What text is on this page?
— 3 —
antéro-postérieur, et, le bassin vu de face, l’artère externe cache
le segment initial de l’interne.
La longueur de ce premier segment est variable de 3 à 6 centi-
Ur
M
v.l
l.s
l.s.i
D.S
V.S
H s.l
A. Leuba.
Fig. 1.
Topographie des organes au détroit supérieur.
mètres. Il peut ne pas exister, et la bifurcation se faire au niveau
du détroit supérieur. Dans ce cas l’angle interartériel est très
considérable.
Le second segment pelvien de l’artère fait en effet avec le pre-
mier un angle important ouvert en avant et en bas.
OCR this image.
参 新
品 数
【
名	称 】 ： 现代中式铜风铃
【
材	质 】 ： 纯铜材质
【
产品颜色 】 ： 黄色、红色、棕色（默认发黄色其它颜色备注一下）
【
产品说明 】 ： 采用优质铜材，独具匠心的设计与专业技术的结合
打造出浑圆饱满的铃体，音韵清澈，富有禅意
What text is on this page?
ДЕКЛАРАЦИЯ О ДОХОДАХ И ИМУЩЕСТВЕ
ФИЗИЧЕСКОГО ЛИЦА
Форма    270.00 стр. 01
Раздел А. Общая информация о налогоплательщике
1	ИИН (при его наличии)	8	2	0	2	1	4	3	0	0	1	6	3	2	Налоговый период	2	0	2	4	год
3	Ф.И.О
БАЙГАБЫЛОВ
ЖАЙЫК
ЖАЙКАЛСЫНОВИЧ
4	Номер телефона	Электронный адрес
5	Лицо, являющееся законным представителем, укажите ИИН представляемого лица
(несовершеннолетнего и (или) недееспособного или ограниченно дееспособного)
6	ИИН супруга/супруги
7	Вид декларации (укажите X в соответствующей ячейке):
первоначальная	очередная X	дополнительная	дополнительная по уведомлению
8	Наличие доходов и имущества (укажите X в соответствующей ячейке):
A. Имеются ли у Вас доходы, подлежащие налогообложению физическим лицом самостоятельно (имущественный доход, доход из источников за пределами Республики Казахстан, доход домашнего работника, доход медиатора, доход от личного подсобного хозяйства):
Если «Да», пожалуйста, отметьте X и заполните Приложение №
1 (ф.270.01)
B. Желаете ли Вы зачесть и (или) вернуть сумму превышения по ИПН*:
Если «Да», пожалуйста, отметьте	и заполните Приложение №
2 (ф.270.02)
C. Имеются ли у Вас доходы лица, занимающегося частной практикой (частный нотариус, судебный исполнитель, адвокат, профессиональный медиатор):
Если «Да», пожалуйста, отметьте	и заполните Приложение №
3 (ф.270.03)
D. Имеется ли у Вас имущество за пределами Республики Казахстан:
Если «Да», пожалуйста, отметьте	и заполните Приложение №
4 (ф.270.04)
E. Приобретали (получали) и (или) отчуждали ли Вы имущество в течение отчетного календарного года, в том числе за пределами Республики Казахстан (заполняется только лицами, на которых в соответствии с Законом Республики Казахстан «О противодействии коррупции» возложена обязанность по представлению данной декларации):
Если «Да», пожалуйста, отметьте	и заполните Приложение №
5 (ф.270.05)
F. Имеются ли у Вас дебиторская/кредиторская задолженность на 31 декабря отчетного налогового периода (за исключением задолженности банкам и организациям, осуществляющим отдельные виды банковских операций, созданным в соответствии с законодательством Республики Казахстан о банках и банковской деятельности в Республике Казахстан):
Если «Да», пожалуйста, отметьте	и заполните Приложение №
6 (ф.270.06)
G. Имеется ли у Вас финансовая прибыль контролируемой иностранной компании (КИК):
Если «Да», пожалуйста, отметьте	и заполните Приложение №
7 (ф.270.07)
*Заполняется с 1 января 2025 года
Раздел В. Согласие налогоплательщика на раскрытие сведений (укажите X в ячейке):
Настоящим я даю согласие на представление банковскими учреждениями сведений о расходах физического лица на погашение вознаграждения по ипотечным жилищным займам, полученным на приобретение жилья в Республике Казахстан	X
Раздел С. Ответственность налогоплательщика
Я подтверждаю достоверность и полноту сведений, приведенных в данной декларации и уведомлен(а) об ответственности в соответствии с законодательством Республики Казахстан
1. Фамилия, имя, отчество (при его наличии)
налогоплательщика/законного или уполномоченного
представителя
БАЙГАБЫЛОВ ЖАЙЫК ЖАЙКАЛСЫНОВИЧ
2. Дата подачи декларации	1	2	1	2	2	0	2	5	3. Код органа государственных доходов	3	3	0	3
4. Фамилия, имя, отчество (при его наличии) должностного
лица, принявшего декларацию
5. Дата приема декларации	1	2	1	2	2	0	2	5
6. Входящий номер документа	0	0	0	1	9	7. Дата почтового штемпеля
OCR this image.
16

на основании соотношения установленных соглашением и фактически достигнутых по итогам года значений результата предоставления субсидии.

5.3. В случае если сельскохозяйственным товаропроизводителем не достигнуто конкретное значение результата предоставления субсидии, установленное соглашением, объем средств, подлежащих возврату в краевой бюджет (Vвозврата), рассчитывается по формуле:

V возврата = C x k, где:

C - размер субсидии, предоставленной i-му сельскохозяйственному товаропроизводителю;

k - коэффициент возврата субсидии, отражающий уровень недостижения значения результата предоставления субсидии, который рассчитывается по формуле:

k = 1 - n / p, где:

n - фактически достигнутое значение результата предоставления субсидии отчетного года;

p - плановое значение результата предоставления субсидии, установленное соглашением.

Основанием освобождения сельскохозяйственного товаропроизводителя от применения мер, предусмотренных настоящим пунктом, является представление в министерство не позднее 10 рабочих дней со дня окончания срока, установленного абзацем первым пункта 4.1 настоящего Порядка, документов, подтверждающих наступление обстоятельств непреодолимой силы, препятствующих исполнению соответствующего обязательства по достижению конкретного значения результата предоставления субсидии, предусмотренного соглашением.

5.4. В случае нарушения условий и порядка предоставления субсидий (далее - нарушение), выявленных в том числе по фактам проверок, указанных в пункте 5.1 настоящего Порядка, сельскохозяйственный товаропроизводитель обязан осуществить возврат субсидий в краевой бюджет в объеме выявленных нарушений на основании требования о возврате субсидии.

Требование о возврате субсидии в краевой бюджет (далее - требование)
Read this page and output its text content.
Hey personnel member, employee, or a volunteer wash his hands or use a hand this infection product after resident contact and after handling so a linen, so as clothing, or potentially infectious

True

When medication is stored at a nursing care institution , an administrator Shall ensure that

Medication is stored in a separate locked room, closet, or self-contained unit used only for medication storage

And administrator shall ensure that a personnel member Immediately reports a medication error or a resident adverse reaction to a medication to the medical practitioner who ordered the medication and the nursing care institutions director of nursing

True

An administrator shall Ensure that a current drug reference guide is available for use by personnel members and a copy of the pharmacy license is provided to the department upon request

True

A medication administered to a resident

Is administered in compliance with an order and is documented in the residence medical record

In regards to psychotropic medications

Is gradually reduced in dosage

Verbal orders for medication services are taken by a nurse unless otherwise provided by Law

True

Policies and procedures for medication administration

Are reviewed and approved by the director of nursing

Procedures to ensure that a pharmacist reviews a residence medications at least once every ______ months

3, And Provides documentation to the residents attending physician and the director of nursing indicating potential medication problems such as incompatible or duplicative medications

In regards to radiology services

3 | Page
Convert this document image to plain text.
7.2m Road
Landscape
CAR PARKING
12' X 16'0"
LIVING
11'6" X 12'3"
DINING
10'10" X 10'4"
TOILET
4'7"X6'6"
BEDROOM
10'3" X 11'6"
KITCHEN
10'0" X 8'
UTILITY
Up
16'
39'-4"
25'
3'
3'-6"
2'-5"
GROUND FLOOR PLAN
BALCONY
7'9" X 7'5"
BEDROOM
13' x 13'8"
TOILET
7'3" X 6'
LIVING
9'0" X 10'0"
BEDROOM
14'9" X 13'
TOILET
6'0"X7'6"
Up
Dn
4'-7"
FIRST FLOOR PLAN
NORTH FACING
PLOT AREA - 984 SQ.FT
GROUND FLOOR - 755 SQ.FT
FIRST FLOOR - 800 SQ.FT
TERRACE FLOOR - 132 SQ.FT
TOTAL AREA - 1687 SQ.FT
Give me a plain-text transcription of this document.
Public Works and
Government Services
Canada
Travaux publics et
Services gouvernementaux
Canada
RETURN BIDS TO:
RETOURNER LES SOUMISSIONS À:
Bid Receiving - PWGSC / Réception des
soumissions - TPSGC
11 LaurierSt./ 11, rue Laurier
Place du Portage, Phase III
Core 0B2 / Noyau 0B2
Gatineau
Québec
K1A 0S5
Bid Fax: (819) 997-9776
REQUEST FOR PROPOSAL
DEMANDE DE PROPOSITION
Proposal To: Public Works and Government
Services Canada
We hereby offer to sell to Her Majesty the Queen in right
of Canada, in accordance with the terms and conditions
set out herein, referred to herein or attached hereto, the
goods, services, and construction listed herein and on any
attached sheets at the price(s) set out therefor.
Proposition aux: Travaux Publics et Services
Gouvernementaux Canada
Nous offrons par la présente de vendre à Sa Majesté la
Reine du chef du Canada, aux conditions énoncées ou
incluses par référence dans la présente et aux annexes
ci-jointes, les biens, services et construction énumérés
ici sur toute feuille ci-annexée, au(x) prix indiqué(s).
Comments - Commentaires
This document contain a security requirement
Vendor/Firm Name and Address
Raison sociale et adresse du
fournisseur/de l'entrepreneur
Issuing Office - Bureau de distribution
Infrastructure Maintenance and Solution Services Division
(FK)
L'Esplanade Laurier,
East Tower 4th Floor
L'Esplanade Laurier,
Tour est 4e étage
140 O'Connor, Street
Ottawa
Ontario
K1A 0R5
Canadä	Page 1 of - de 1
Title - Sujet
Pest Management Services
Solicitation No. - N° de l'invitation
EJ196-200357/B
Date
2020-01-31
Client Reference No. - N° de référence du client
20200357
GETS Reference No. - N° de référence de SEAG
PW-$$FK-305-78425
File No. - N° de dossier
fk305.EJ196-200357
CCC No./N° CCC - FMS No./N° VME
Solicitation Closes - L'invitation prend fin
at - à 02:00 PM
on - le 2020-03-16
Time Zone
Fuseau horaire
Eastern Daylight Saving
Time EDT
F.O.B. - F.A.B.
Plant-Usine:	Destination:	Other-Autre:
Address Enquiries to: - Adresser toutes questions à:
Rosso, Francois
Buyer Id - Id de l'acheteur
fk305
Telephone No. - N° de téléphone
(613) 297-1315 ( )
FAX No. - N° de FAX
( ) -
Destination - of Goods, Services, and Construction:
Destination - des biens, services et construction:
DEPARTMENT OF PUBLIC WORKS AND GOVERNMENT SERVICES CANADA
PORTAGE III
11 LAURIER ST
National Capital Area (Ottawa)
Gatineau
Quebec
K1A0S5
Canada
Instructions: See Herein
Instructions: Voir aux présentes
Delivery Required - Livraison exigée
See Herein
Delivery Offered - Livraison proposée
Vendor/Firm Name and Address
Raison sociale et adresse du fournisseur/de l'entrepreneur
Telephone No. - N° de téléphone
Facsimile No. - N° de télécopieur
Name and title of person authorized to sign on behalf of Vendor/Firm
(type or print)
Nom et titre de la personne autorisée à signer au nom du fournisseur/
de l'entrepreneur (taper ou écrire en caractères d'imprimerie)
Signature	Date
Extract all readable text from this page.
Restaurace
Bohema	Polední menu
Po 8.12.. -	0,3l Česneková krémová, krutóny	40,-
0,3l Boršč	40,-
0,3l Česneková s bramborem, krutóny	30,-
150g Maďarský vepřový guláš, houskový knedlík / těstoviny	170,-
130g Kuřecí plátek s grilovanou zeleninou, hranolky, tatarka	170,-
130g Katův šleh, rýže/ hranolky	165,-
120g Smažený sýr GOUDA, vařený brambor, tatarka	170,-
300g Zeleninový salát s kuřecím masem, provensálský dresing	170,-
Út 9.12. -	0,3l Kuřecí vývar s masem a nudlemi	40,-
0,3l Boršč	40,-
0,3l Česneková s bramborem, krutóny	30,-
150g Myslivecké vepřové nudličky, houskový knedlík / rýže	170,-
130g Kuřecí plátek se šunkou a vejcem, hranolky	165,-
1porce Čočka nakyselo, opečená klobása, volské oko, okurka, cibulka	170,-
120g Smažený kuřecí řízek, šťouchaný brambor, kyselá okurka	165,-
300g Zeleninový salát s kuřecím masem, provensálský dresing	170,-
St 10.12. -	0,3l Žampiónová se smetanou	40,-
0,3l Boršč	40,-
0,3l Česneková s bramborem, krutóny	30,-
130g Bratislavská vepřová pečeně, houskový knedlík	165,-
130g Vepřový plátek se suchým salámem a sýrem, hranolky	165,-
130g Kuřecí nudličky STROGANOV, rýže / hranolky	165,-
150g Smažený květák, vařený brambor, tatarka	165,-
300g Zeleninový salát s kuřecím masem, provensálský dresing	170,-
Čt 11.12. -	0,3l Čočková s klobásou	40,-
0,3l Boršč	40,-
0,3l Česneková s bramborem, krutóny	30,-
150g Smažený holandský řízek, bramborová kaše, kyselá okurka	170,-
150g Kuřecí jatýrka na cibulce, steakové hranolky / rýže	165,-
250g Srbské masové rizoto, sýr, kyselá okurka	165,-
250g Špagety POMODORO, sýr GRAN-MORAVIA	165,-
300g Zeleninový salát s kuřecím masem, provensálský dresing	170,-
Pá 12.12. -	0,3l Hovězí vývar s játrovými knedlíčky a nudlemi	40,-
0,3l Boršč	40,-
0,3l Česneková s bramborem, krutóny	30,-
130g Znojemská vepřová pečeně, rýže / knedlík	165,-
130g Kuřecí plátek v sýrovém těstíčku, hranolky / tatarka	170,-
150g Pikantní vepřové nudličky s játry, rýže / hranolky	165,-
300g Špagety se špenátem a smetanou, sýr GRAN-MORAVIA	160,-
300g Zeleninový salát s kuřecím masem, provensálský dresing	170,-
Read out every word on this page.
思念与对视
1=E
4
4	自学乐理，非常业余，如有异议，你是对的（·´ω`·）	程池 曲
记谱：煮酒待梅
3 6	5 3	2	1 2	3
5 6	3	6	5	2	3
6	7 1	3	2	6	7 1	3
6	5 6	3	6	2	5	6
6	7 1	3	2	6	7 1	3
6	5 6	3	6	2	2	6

## Direction
Extract, from the material above, each line holding the word "détroit".

## Task output
Topographie des organes au détroit supérieur.
du détroit supérieur. Dans ce cas l’angle interartériel est très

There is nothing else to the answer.